STATED GOAL: Filter the lines below, copying only those with the string "number".

-- Start of INPUT --

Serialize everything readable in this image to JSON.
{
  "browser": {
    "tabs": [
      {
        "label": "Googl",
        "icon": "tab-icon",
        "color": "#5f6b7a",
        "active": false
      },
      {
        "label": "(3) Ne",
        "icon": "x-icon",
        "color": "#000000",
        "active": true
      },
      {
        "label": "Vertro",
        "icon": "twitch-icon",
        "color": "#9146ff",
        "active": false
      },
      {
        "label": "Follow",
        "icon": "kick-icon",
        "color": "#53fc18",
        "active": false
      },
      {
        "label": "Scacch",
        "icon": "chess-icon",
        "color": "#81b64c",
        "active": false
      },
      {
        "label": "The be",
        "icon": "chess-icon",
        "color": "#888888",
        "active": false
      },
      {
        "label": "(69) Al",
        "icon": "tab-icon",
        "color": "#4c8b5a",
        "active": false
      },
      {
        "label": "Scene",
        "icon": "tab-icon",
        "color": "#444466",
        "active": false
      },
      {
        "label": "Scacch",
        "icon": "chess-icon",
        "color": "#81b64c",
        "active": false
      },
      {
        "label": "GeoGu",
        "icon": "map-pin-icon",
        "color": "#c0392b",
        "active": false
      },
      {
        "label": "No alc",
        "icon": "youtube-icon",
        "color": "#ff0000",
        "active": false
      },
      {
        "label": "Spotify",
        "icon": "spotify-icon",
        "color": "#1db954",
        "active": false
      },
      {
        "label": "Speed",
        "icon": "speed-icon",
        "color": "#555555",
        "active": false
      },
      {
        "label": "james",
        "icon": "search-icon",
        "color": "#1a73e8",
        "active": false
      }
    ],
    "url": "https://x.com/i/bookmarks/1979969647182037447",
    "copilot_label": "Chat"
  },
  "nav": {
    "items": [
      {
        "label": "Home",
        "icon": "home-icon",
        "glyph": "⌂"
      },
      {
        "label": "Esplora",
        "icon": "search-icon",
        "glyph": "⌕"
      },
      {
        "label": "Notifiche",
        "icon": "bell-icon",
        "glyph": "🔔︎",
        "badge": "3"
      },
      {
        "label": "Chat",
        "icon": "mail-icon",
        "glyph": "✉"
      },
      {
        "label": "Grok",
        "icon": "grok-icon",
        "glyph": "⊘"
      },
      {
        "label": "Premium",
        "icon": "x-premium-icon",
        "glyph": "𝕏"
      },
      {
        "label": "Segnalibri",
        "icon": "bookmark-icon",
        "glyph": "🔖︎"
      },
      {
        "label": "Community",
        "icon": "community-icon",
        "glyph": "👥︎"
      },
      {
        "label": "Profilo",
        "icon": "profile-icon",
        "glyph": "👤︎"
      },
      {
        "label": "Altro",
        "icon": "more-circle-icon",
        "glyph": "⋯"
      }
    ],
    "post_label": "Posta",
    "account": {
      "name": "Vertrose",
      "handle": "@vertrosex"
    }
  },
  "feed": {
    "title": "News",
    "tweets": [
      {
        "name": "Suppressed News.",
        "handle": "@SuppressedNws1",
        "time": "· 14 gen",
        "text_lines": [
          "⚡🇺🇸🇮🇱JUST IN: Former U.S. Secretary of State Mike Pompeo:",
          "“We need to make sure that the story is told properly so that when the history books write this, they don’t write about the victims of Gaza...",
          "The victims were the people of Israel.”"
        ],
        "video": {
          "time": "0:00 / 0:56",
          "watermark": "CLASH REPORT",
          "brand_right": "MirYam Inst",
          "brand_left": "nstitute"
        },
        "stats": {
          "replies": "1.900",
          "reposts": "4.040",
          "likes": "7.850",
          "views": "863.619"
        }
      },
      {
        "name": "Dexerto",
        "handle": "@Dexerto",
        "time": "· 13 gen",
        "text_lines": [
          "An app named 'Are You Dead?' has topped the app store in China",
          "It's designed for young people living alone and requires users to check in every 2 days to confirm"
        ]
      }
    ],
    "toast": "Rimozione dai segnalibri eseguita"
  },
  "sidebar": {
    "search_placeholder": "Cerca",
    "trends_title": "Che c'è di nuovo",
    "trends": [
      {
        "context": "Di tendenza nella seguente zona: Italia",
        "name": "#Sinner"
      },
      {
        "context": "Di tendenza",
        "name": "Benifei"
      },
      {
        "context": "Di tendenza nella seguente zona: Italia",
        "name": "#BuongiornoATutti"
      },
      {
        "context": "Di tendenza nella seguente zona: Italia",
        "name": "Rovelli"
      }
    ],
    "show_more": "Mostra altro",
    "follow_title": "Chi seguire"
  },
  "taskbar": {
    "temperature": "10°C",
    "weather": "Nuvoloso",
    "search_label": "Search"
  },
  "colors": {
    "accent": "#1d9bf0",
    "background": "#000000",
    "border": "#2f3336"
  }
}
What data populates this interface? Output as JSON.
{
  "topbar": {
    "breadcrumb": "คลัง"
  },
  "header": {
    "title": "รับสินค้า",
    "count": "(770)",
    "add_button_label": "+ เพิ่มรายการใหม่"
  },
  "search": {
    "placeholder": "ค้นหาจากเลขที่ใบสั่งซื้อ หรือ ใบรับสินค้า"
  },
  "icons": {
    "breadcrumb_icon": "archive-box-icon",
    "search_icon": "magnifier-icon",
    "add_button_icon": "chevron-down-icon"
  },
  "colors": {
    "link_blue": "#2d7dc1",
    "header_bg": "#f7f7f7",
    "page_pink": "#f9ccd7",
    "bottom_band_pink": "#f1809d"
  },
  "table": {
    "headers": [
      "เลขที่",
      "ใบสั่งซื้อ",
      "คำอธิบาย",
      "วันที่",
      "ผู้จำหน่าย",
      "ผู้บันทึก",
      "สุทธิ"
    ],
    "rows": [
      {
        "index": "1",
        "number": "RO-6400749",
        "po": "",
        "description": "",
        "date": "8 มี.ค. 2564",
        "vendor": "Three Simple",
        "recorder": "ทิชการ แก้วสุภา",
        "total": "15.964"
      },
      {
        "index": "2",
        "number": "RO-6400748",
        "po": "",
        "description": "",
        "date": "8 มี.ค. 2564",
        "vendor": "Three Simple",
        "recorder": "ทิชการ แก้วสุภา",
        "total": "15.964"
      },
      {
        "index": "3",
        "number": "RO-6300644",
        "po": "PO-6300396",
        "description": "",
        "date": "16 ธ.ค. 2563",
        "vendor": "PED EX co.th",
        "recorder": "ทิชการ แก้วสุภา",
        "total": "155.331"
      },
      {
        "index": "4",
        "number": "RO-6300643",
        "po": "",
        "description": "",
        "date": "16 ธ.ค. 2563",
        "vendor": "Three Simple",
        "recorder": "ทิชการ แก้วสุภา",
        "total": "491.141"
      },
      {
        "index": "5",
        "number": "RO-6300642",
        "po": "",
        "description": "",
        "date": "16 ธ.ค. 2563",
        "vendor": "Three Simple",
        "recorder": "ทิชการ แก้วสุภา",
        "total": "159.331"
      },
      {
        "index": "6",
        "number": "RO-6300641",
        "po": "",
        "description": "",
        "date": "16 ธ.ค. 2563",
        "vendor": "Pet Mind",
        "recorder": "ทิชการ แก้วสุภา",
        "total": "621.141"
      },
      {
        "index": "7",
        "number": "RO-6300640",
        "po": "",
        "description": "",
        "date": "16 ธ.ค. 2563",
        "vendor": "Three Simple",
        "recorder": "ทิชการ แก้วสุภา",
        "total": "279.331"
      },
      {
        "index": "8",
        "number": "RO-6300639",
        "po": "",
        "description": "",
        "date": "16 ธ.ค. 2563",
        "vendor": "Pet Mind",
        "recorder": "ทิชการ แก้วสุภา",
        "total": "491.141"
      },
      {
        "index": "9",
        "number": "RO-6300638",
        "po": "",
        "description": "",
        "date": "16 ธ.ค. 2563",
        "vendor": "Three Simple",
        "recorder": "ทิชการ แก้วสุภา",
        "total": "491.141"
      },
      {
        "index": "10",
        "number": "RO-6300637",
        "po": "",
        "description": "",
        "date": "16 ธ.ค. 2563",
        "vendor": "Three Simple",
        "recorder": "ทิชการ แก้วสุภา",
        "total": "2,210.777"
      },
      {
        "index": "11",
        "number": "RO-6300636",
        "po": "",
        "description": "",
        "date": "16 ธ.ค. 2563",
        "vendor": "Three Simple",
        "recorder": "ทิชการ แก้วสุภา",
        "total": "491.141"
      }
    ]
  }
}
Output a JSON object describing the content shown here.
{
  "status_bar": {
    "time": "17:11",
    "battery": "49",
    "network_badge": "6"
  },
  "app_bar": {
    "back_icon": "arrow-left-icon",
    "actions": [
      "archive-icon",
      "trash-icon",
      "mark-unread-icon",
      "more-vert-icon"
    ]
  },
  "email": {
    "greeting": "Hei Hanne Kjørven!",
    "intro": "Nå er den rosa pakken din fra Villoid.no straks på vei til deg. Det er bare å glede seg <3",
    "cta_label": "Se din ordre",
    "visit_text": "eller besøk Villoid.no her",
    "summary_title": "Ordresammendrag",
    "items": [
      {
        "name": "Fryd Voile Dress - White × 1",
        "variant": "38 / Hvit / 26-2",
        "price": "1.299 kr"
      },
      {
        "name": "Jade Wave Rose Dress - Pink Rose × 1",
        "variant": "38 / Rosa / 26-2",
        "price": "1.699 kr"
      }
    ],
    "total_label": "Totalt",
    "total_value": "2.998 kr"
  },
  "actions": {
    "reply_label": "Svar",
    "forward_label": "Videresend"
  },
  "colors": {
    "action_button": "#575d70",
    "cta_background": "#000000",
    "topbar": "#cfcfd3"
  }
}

-- End of INPUT --

FULL SOLUTION:
        "number": "RO-6400749",
        "number": "RO-6400748",
        "number": "RO-6300644",
        "number": "RO-6300643",
        "number": "RO-6300642",
        "number": "RO-6300641",
        "number": "RO-6300640",
        "number": "RO-6300639",
        "number": "RO-6300638",
        "number": "RO-6300637",
        "number": "RO-6300636",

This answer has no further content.